Output every line of the records below as a JSON list of strings, one string per line, leaving out blank lines and the pictures.

■ ■ ■ ■ ■ ■ ■

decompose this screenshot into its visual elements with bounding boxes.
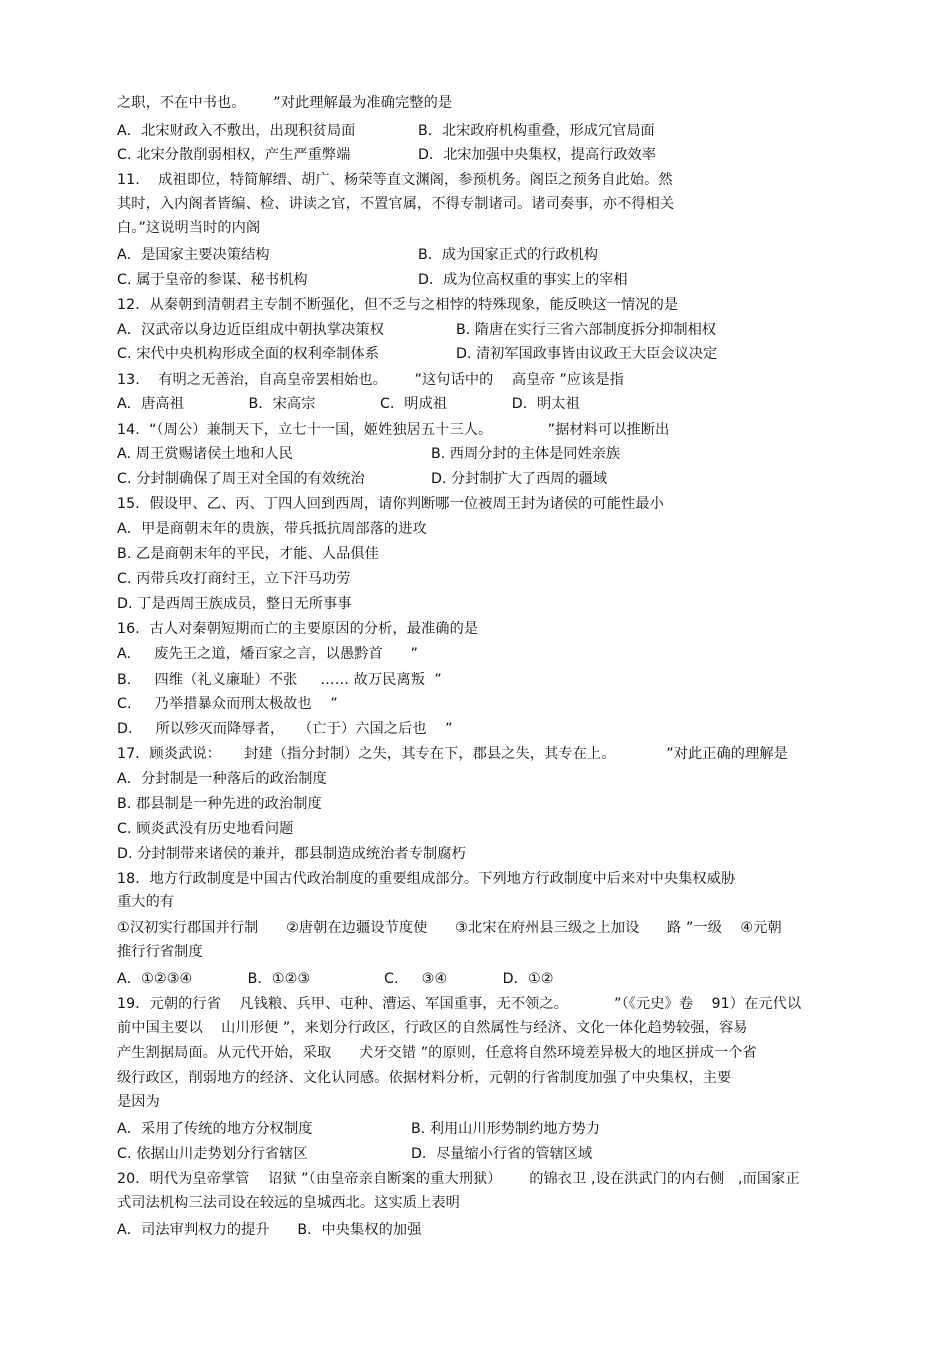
option-line: A. 周王赏赐诸侯土地和人民 [117,446,293,462]
option-right: D．成为位高权重的事实上的宰相 [418,272,628,288]
option-line: C. 宋代中央机构形成全面的权利牵制体系 [117,346,380,362]
option-line: C. 丙带兵攻打商纣王，立下汗马功劳 [117,571,351,587]
text-line: 重大的有 [117,894,175,910]
option-line: A. 废先王之道，燔百家之言，以愚黔首 ” [117,646,418,662]
question-13: 13. 有明之无善治，自高皇帝罢相始也。 ”这句话中的 高皇帝 ”应该是指 [117,372,624,388]
option-line: A．唐高祖 B．宋高宗 C．明成祖 D．明太祖 [117,396,580,412]
question-14: 14. “（周公）兼制天下，立七十一国，姬姓独居五十三人。 ”据材料可以推断出 [117,422,670,438]
option-right: B．成为国家正式的行政机构 [418,247,598,263]
option-line: A．分封制是一种落后的政治制度 [117,771,327,787]
option-right: B．北宋政府机构重叠，形成冗官局面 [418,123,655,139]
question-19: 19．元朝的行省 凡钱粮、兵甲、屯种、漕运、军国重事，无不领之。 ”（《元史》卷 91）在元代以 [117,996,802,1012]
option-right: B. 隋唐在实行三省六部制度拆分抑制相权 [456,322,716,338]
option-line: A．甲是商朝末年的贵族，带兵抵抗周部落的进攻 [117,521,427,537]
option-line: B. 乙是商朝末年的平民，才能、人品俱佳 [117,546,379,562]
text-line: 是因为 [117,1094,160,1110]
question-12: 12．从秦朝到清朝君主专制不断强化，但不乏与之相悖的特殊现象，能反映这一情况的是 [117,297,679,313]
option-right: D. 清初军国政事皆由议政王大臣会议决定 [456,346,718,362]
option-line: A．采用了传统的地方分权制度 [117,1121,313,1137]
option-line: D. 丁是西周王族成员，整日无所事事 [117,596,352,612]
text-line: 产生割据局面。从元代开始，采取 犬牙交错 ”的原则，任意将自然环境差异极大的地区拼成一个省 [117,1045,757,1061]
question-16: 16．古人对秦朝短期而亡的主要原因的分析，最准确的是 [117,621,479,637]
question-20: 20．明代为皇帝掌管 诏狱 ”（由皇帝亲自断案的重大刑狱） 的锦衣卫 ,设在洪武门的内右侧 ,而国家正 [117,1171,800,1187]
text-line: 推行行省制度 [117,944,203,960]
text-line: 式司法机构三法司设在较远的皇城西北。这实质上表明 [117,1195,460,1211]
option-line: C. 分封制确保了周王对全国的有效统治 [117,471,365,487]
option-line: A．司法审判权力的提升 B．中央集权的加强 [117,1222,422,1238]
option-line: A．①②③④ B．①②③ C. ③④ D．①② [117,971,554,987]
text-line: 白。”这说明当时的内阁 [117,220,261,236]
option-right: B. 利用山川形势制约地方势力 [411,1121,601,1137]
option-line: C. 顾炎武没有历史地看问题 [117,821,294,837]
text-line: 前中国主要以 山川形便 ”，来划分行政区，行政区的自然属性与经济、文化一体化趋势较强，容易 [117,1020,748,1036]
option-right: D．北宋加强中央集权，提高行政效率 [418,147,656,163]
text-line: 其时，入内阁者皆编、检、讲读之官，不置官属，不得专制诸司。诸司奏事，亦不得相关 [117,196,675,212]
option-line: C. 北宋分散削弱相权，产生严重弊端 [117,147,351,163]
question-15: 15．假设甲、乙、丙、丁四人回到西周，请你判断哪一位被周王封为诸侯的可能性最小 [117,496,664,512]
option-line: A．汉武帝以身边近臣组成中朝执掌决策权 [117,322,384,338]
text-line: ①汉初实行郡国并行制 ②唐朝在边疆设节度使 ③北宋在府州县三级之上加设 路 ”一级 ④元朝 [117,920,782,936]
option-line: A．北宋财政入不敷出，出现积贫局面 [117,123,356,139]
option-line: B. 郡县制是一种先进的政治制度 [117,796,322,812]
text-line: 级行政区，削弱地方的经济、文化认同感。依据材料分析，元朝的行省制度加强了中央集权，主要 [117,1070,732,1086]
option-right: B. 西周分封的主体是同姓亲族 [431,446,621,462]
option-line: C. 依据山川走势划分行省辖区 [117,1146,308,1162]
option-line: D. 所以殄灭而降辱者， （亡于）六国之后也 ” [117,721,453,737]
option-right: D．尽量缩小行省的管辖区域 [411,1146,593,1162]
option-line: B. 四维（礼义廉耻）不张 …… 故万民离叛 ” [117,672,442,688]
question-18: 18．地方行政制度是中国古代政治制度的重要组成部分。下列地方行政制度中后来对中央集权威胁 [117,871,736,887]
option-line: C. 乃举措暴众而刑太极故也 ” [117,696,338,712]
question-11: 11. 成祖即位，特简解缙、胡广、杨荣等直文渊阁，参预机务。阁臣之预务自此始。然 [117,172,673,188]
option-line: C. 属于皇帝的参谋、秘书机构 [117,272,308,288]
text-line: 之职，不在中书也。 ”对此理解最为准确完整的是 [117,95,453,111]
question-17: 17．顾炎武说： 封建（指分封制）之失，其专在下，郡县之失，其专在上。 ”对此正确的理解是 [117,746,788,762]
option-right: D. 分封制扩大了西周的疆域 [431,471,608,487]
option-line: A．是国家主要决策结构 [117,247,270,263]
option-line: D. 分封制带来诸侯的兼并，郡县制造成统治者专制腐朽 [117,846,466,862]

■ ■ ■ ■ ■ ■ ■

> **THE SOLUTION**
[
  "decompose this screenshot into its visual elements with bounding boxes.",
  "option-line: A. 周王赏赐诸侯土地和人民 [117,446,293,462]",
  "option-right: D．成为位高权重的事实上的宰相 [418,272,628,288]",
  "option-line: C. 宋代中央机构形成全面的权利牵制体系 [117,346,380,362]",
  "option-line: C. 丙带兵攻打商纣王，立下汗马功劳 [117,571,351,587]",
  "text-line: 重大的有 [117,894,175,910]",
  "option-line: A. 废先王之道，燔百家之言，以愚黔首 ” [117,646,418,662]",
  "question-13: 13. 有明之无善治，自高皇帝罢相始也。 ”这句话中的 高皇帝 ”应该是指 [117,372,624,388]",
  "option-line: A．唐高祖 B．宋高宗 C．明成祖 D．明太祖 [117,396,580,412]",
  "question-14: 14. “（周公）兼制天下，立七十一国，姬姓独居五十三人。 ”据材料可以推断出 [117,422,670,438]",
  "option-right: B．成为国家正式的行政机构 [418,247,598,263]",
  "option-line: A．分封制是一种落后的政治制度 [117,771,327,787]",
  "option-right: B．北宋政府机构重叠，形成冗官局面 [418,123,655,139]",
  "question-19: 19．元朝的行省 凡钱粮、兵甲、屯种、漕运、军国重事，无不领之。 ”（《元史》卷 91）在元代以 [117,996,802,1012]",
  "option-right: B. 隋唐在实行三省六部制度拆分抑制相权 [456,322,716,338]",
  "option-line: A．甲是商朝末年的贵族，带兵抵抗周部落的进攻 [117,521,427,537]",
  "option-line: B. 乙是商朝末年的平民，才能、人品俱佳 [117,546,379,562]",
  "text-line: 是因为 [117,1094,160,1110]",
  "question-12: 12．从秦朝到清朝君主专制不断强化，但不乏与之相悖的特殊现象，能反映这一情况的是 [117,297,679,313]",
  "option-right: D. 清初军国政事皆由议政王大臣会议决定 [456,346,718,362]",
  "option-line: A．采用了传统的地方分权制度 [117,1121,313,1137]",
  "option-line: D. 丁是西周王族成员，整日无所事事 [117,596,352,612]",
  "text-line: 产生割据局面。从元代开始，采取 犬牙交错 ”的原则，任意将自然环境差异极大的地区拼成一个省 [117,1045,757,1061]",
  "question-16: 16．古人对秦朝短期而亡的主要原因的分析，最准确的是 [117,621,479,637]",
  "question-20: 20．明代为皇帝掌管 诏狱 ”（由皇帝亲自断案的重大刑狱） 的锦衣卫 ,设在洪武门的内右侧 ,而国家正 [117,1171,800,1187]",
  "text-line: 推行行省制度 [117,944,203,960]",
  "text-line: 式司法机构三法司设在较远的皇城西北。这实质上表明 [117,1195,460,1211]",
  "option-line: C. 分封制确保了周王对全国的有效统治 [117,471,365,487]",
  "option-line: A．司法审判权力的提升 B．中央集权的加强 [117,1222,422,1238]",
  "option-line: A．①②③④ B．①②③ C. ③④ D．①② [117,971,554,987]",
  "text-line: 白。”这说明当时的内阁 [117,220,261,236]",
  "option-right: B. 利用山川形势制约地方势力 [411,1121,601,1137]",
  "option-line: C. 顾炎武没有历史地看问题 [117,821,294,837]",
  "text-line: 前中国主要以 山川形便 ”，来划分行政区，行政区的自然属性与经济、文化一体化趋势较强，容易 [117,1020,748,1036]",
  "option-right: D．北宋加强中央集权，提高行政效率 [418,147,656,163]",
  "text-line: 其时，入内阁者皆编、检、讲读之官，不置官属，不得专制诸司。诸司奏事，亦不得相关 [117,196,675,212]",
  "option-line: C. 北宋分散削弱相权，产生严重弊端 [117,147,351,163]",
  "question-15: 15．假设甲、乙、丙、丁四人回到西周，请你判断哪一位被周王封为诸侯的可能性最小 [117,496,664,512]",
  "option-line: A．汉武帝以身边近臣组成中朝执掌决策权 [117,322,384,338]",
  "text-line: ①汉初实行郡国并行制 ②唐朝在边疆设节度使 ③北宋在府州县三级之上加设 路 ”一级 ④元朝 [117,920,782,936]",
  "option-line: A．北宋财政入不敷出，出现积贫局面 [117,123,356,139]",
  "option-line: B. 郡县制是一种先进的政治制度 [117,796,322,812]",
  "text-line: 级行政区，削弱地方的经济、文化认同感。依据材料分析，元朝的行省制度加强了中央集权，主要 [117,1070,732,1086]",
  "option-right: B. 西周分封的主体是同姓亲族 [431,446,621,462]",
  "option-line: C. 依据山川走势划分行省辖区 [117,1146,308,1162]",
  "option-line: D. 所以殄灭而降辱者， （亡于）六国之后也 ” [117,721,453,737]",
  "option-right: D．尽量缩小行省的管辖区域 [411,1146,593,1162]",
  "option-line: B. 四维（礼义廉耻）不张 …… 故万民离叛 ” [117,672,442,688]",
  "question-18: 18．地方行政制度是中国古代政治制度的重要组成部分。下列地方行政制度中后来对中央集权威胁 [117,871,736,887]",
  "option-line: C. 乃举措暴众而刑太极故也 ” [117,696,338,712]",
  "question-11: 11. 成祖即位，特简解缙、胡广、杨荣等直文渊阁，参预机务。阁臣之预务自此始。然 [117,172,673,188]",
  "option-line: C. 属于皇帝的参谋、秘书机构 [117,272,308,288]",
  "text-line: 之职，不在中书也。 ”对此理解最为准确完整的是 [117,95,453,111]",
  "question-17: 17．顾炎武说： 封建（指分封制）之失，其专在下，郡县之失，其专在上。 ”对此正确的理解是 [117,746,788,762]",
  "option-right: D. 分封制扩大了西周的疆域 [431,471,608,487]",
  "option-line: A．是国家主要决策结构 [117,247,270,263]",
  "option-line: D. 分封制带来诸侯的兼并，郡县制造成统治者专制腐朽 [117,846,466,862]"
]